Every line below is to be copied exactly, with the pictures left out.

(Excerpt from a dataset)

Begin

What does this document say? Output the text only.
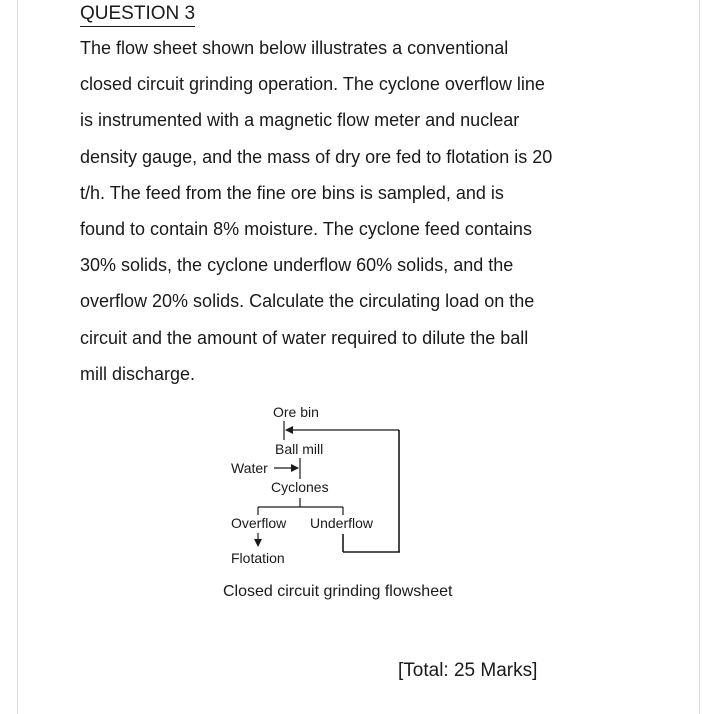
QUESTION 3
The flow sheet shown below illustrates a conventional
closed circuit grinding operation. The cyclone overflow line
is instrumented with a magnetic flow meter and nuclear
density gauge, and the mass of dry ore fed to flotation is 20
t/h. The feed from the fine ore bins is sampled, and is
found to contain 8% moisture. The cyclone feed contains
30% solids, the cyclone underflow 60% solids, and the
overflow 20% solids. Calculate the circulating load on the
circuit and the amount of water required to dilute the ball
mill discharge.
Ore bin
Ball mill
Water
Cyclones
Overflow Underflow
Flotation
Closed circuit grinding flowsheet
[Total: 25 Marks]
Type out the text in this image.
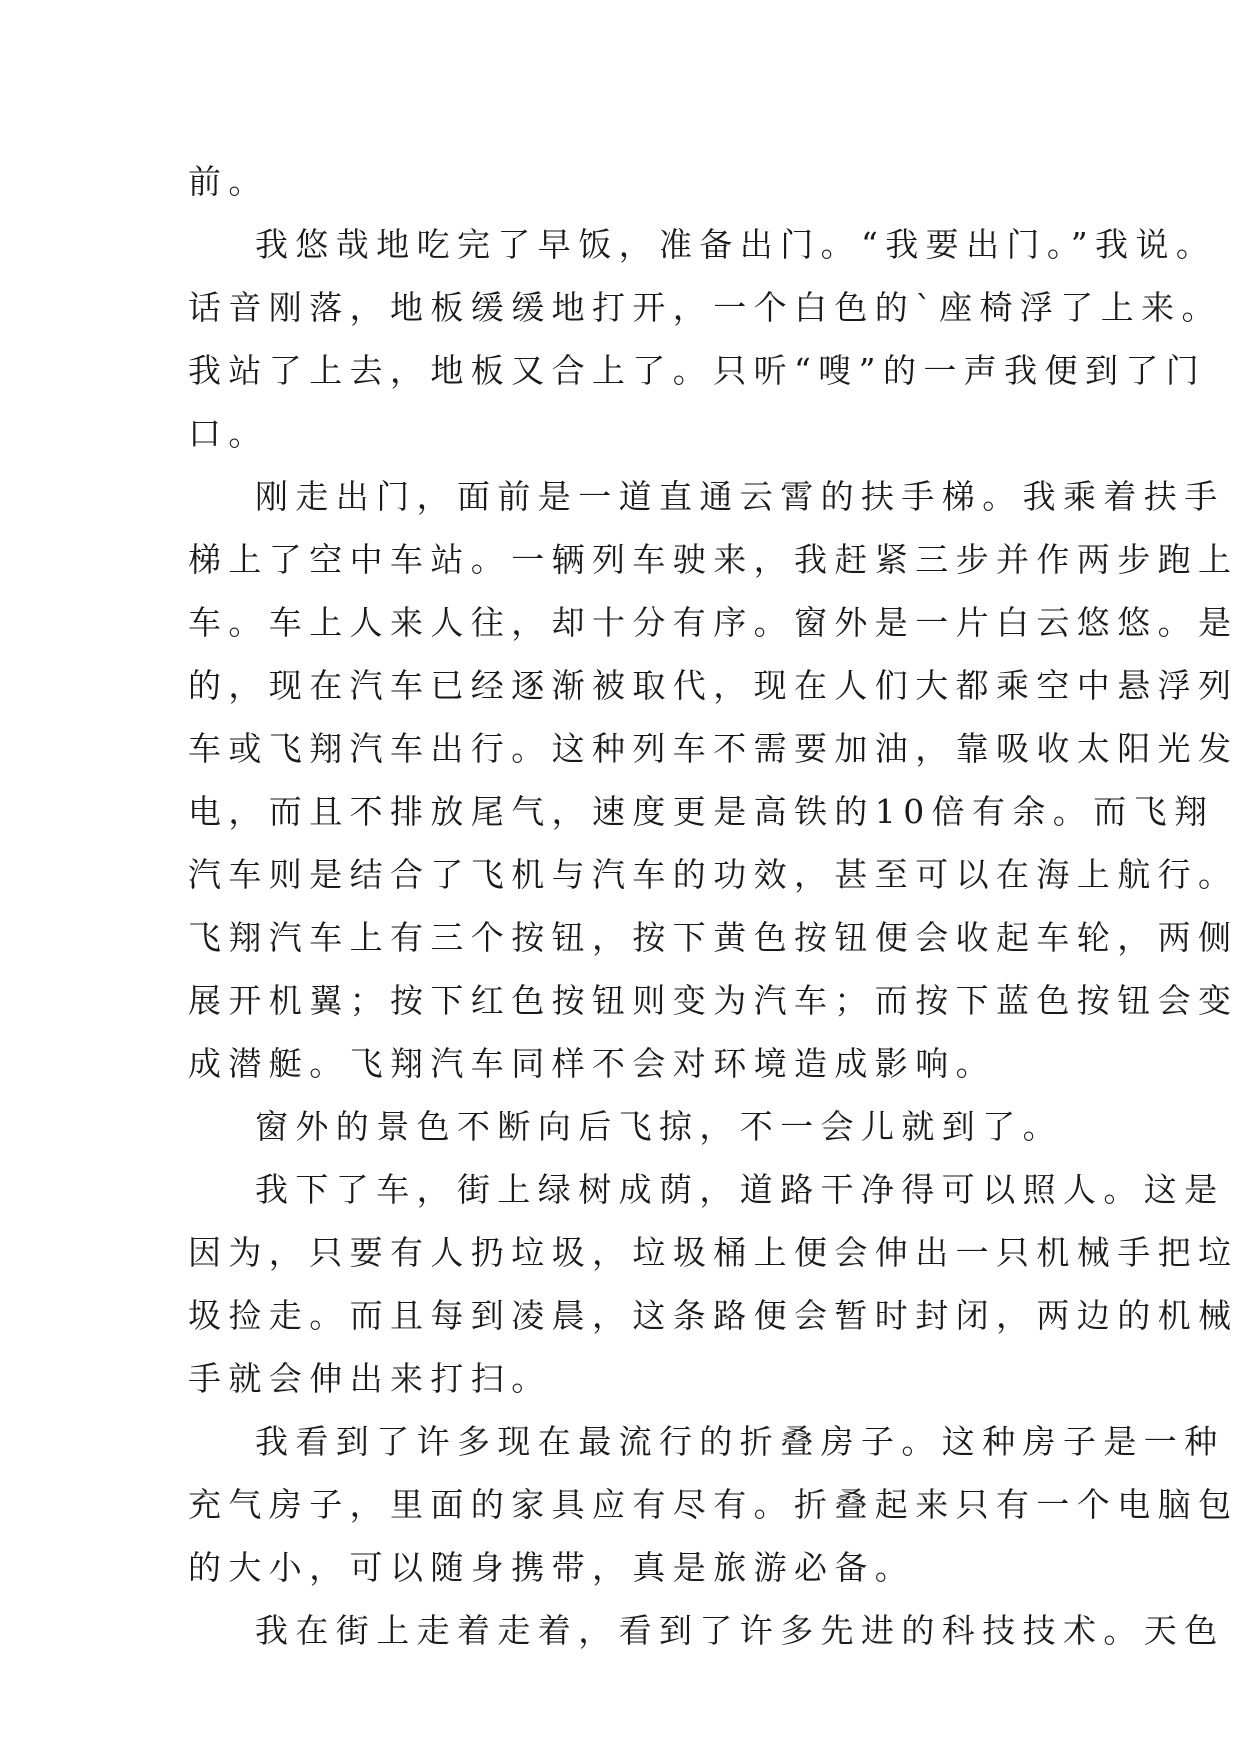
前。
我悠哉地吃完了早饭，准备出门。“我要出门。”我说。
话音刚落，地板缓缓地打开，一个白色的`座椅浮了上来。
我站了上去，地板又合上了。只听“嗖”的一声我便到了门
口。
刚走出门，面前是一道直通云霄的扶手梯。我乘着扶手
梯上了空中车站。一辆列车驶来，我赶紧三步并作两步跑上
车。车上人来人往，却十分有序。窗外是一片白云悠悠。是
的，现在汽车已经逐渐被取代，现在人们大都乘空中悬浮列
车或飞翔汽车出行。这种列车不需要加油，靠吸收太阳光发
电，而且不排放尾气，速度更是高铁的10倍有余。而飞翔
汽车则是结合了飞机与汽车的功效，甚至可以在海上航行。
飞翔汽车上有三个按钮，按下黄色按钮便会收起车轮，两侧
展开机翼；按下红色按钮则变为汽车；而按下蓝色按钮会变
成潜艇。飞翔汽车同样不会对环境造成影响。
窗外的景色不断向后飞掠，不一会儿就到了。
我下了车，街上绿树成荫，道路干净得可以照人。这是
因为，只要有人扔垃圾，垃圾桶上便会伸出一只机械手把垃
圾捡走。而且每到凌晨，这条路便会暂时封闭，两边的机械
手就会伸出来打扫。
我看到了许多现在最流行的折叠房子。这种房子是一种
充气房子，里面的家具应有尽有。折叠起来只有一个电脑包
的大小，可以随身携带，真是旅游必备。
我在街上走着走着，看到了许多先进的科技技术。天色
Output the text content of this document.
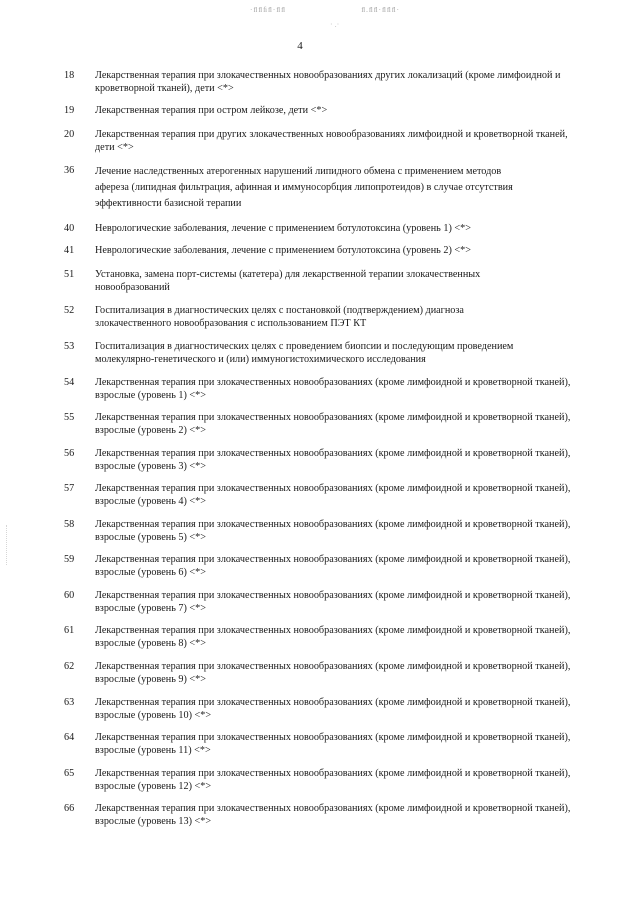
·ﬂﬂﬁﬂ·ﬂﬂ	ﬂ.ﬂﬂ·ﬂﬂﬂ·
· .·
4
18	Лекарственная терапия при злокачественных новообразованиях других локализаций (кроме лимфоидной и кроветворной тканей), дети <*>
19	Лекарственная терапия при остром лейкозе, дети <*>
20	Лекарственная терапия при других злокачественных новообразованиях лимфоидной и кроветворной тканей, дети <*>
36	Лечение наследственных атерогенных нарушений липидного обмена с применением методов афереза (липидная фильтрация, афинная и иммуносорбция липопротеидов) в случае отсутствия эффективности базисной терапии
40	Неврологические заболевания, лечение с применением ботулотоксина (уровень 1) <*>
41	Неврологические заболевания, лечение с применением ботулотоксина (уровень 2) <*>
51	Установка, замена порт-системы (катетера) для лекарственной терапии злокачественных новообразований
52	Госпитализация в диагностических целях с постановкой (подтверждением) диагноза злокачественного новообразования с использованием ПЭТ КТ
53	Госпитализация в диагностических целях с проведением биопсии и последующим проведением молекулярно-генетического и (или) иммуногистохимического исследования
54	Лекарственная терапия при злокачественных новообразованиях (кроме лимфоидной и кроветворной тканей), взрослые (уровень 1) <*>
55	Лекарственная терапия при злокачественных новообразованиях (кроме лимфоидной и кроветворной тканей), взрослые (уровень 2) <*>
56	Лекарственная терапия при злокачественных новообразованиях (кроме лимфоидной и кроветворной тканей), взрослые (уровень 3) <*>
57	Лекарственная терапия при злокачественных новообразованиях (кроме лимфоидной и кроветворной тканей), взрослые (уровень 4) <*>
58	Лекарственная терапия при злокачественных новообразованиях (кроме лимфоидной и кроветворной тканей), взрослые (уровень 5) <*>
59	Лекарственная терапия при злокачественных новообразованиях (кроме лимфоидной и кроветворной тканей), взрослые (уровень 6) <*>
60	Лекарственная терапия при злокачественных новообразованиях (кроме лимфоидной и кроветворной тканей), взрослые (уровень 7) <*>
61	Лекарственная терапия при злокачественных новообразованиях (кроме лимфоидной и кроветворной тканей), взрослые (уровень 8) <*>
62	Лекарственная терапия при злокачественных новообразованиях (кроме лимфоидной и кроветворной тканей), взрослые (уровень 9) <*>
63	Лекарственная терапия при злокачественных новообразованиях (кроме лимфоидной и кроветворной тканей), взрослые (уровень 10) <*>
64	Лекарственная терапия при злокачественных новообразованиях (кроме лимфоидной и кроветворной тканей), взрослые (уровень 11) <*>
65	Лекарственная терапия при злокачественных новообразованиях (кроме лимфоидной и кроветворной тканей), взрослые (уровень 12) <*>
66	Лекарственная терапия при злокачественных новообразованиях (кроме лимфоидной и кроветворной тканей), взрослые (уровень 13) <*>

End

(Result for this exercise):
What does this document say? Output the text only.
QUESTION 3
The flow sheet shown below illustrates a conventional
closed circuit grinding operation. The cyclone overflow line
is instrumented with a magnetic flow meter and nuclear
density gauge, and the mass of dry ore fed to flotation is 20
t/h. The feed from the fine ore bins is sampled, and is
found to contain 8% moisture. The cyclone feed contains
30% solids, the cyclone underflow 60% solids, and the
overflow 20% solids. Calculate the circulating load on the
circuit and the amount of water required to dilute the ball
mill discharge.
Ore bin
Ball mill
Water
Cyclones
Overflow Underflow
Flotation
Closed circuit grinding flowsheet
[Total: 25 Marks]
Type out the text in this image.
前。
我悠哉地吃完了早饭，准备出门。“我要出门。”我说。
话音刚落，地板缓缓地打开，一个白色的`座椅浮了上来。
我站了上去，地板又合上了。只听“嗖”的一声我便到了门
口。
刚走出门，面前是一道直通云霄的扶手梯。我乘着扶手
梯上了空中车站。一辆列车驶来，我赶紧三步并作两步跑上
车。车上人来人往，却十分有序。窗外是一片白云悠悠。是
的，现在汽车已经逐渐被取代，现在人们大都乘空中悬浮列
车或飞翔汽车出行。这种列车不需要加油，靠吸收太阳光发
电，而且不排放尾气，速度更是高铁的10倍有余。而飞翔
汽车则是结合了飞机与汽车的功效，甚至可以在海上航行。
飞翔汽车上有三个按钮，按下黄色按钮便会收起车轮，两侧
展开机翼；按下红色按钮则变为汽车；而按下蓝色按钮会变
成潜艇。飞翔汽车同样不会对环境造成影响。
窗外的景色不断向后飞掠，不一会儿就到了。
我下了车，街上绿树成荫，道路干净得可以照人。这是
因为，只要有人扔垃圾，垃圾桶上便会伸出一只机械手把垃
圾捡走。而且每到凌晨，这条路便会暂时封闭，两边的机械
手就会伸出来打扫。
我看到了许多现在最流行的折叠房子。这种房子是一种
充气房子，里面的家具应有尽有。折叠起来只有一个电脑包
的大小，可以随身携带，真是旅游必备。
我在街上走着走着，看到了许多先进的科技技术。天色
Output the text content of this document.
·ﬂﬂﬁﬂ·ﬂﬂ	ﬂ.ﬂﬂ·ﬂﬂﬂ·
· .·
4
18	Лекарственная терапия при злокачественных новообразованиях других локализаций (кроме лимфоидной и кроветворной тканей), дети <*>
19	Лекарственная терапия при остром лейкозе, дети <*>
20	Лекарственная терапия при других злокачественных новообразованиях лимфоидной и кроветворной тканей, дети <*>
36	Лечение наследственных атерогенных нарушений липидного обмена с применением методов афереза (липидная фильтрация, афинная и иммуносорбция липопротеидов) в случае отсутствия эффективности базисной терапии
40	Неврологические заболевания, лечение с применением ботулотоксина (уровень 1) <*>
41	Неврологические заболевания, лечение с применением ботулотоксина (уровень 2) <*>
51	Установка, замена порт-системы (катетера) для лекарственной терапии злокачественных новообразований
52	Госпитализация в диагностических целях с постановкой (подтверждением) диагноза злокачественного новообразования с использованием ПЭТ КТ
53	Госпитализация в диагностических целях с проведением биопсии и последующим проведением молекулярно-генетического и (или) иммуногистохимического исследования
54	Лекарственная терапия при злокачественных новообразованиях (кроме лимфоидной и кроветворной тканей), взрослые (уровень 1) <*>
55	Лекарственная терапия при злокачественных новообразованиях (кроме лимфоидной и кроветворной тканей), взрослые (уровень 2) <*>
56	Лекарственная терапия при злокачественных новообразованиях (кроме лимфоидной и кроветворной тканей), взрослые (уровень 3) <*>
57	Лекарственная терапия при злокачественных новообразованиях (кроме лимфоидной и кроветворной тканей), взрослые (уровень 4) <*>
58	Лекарственная терапия при злокачественных новообразованиях (кроме лимфоидной и кроветворной тканей), взрослые (уровень 5) <*>
59	Лекарственная терапия при злокачественных новообразованиях (кроме лимфоидной и кроветворной тканей), взрослые (уровень 6) <*>
60	Лекарственная терапия при злокачественных новообразованиях (кроме лимфоидной и кроветворной тканей), взрослые (уровень 7) <*>
61	Лекарственная терапия при злокачественных новообразованиях (кроме лимфоидной и кроветворной тканей), взрослые (уровень 8) <*>
62	Лекарственная терапия при злокачественных новообразованиях (кроме лимфоидной и кроветворной тканей), взрослые (уровень 9) <*>
63	Лекарственная терапия при злокачественных новообразованиях (кроме лимфоидной и кроветворной тканей), взрослые (уровень 10) <*>
64	Лекарственная терапия при злокачественных новообразованиях (кроме лимфоидной и кроветворной тканей), взрослые (уровень 11) <*>
65	Лекарственная терапия при злокачественных новообразованиях (кроме лимфоидной и кроветворной тканей), взрослые (уровень 12) <*>
66	Лекарственная терапия при злокачественных новообразованиях (кроме лимфоидной и кроветворной тканей), взрослые (уровень 13) <*>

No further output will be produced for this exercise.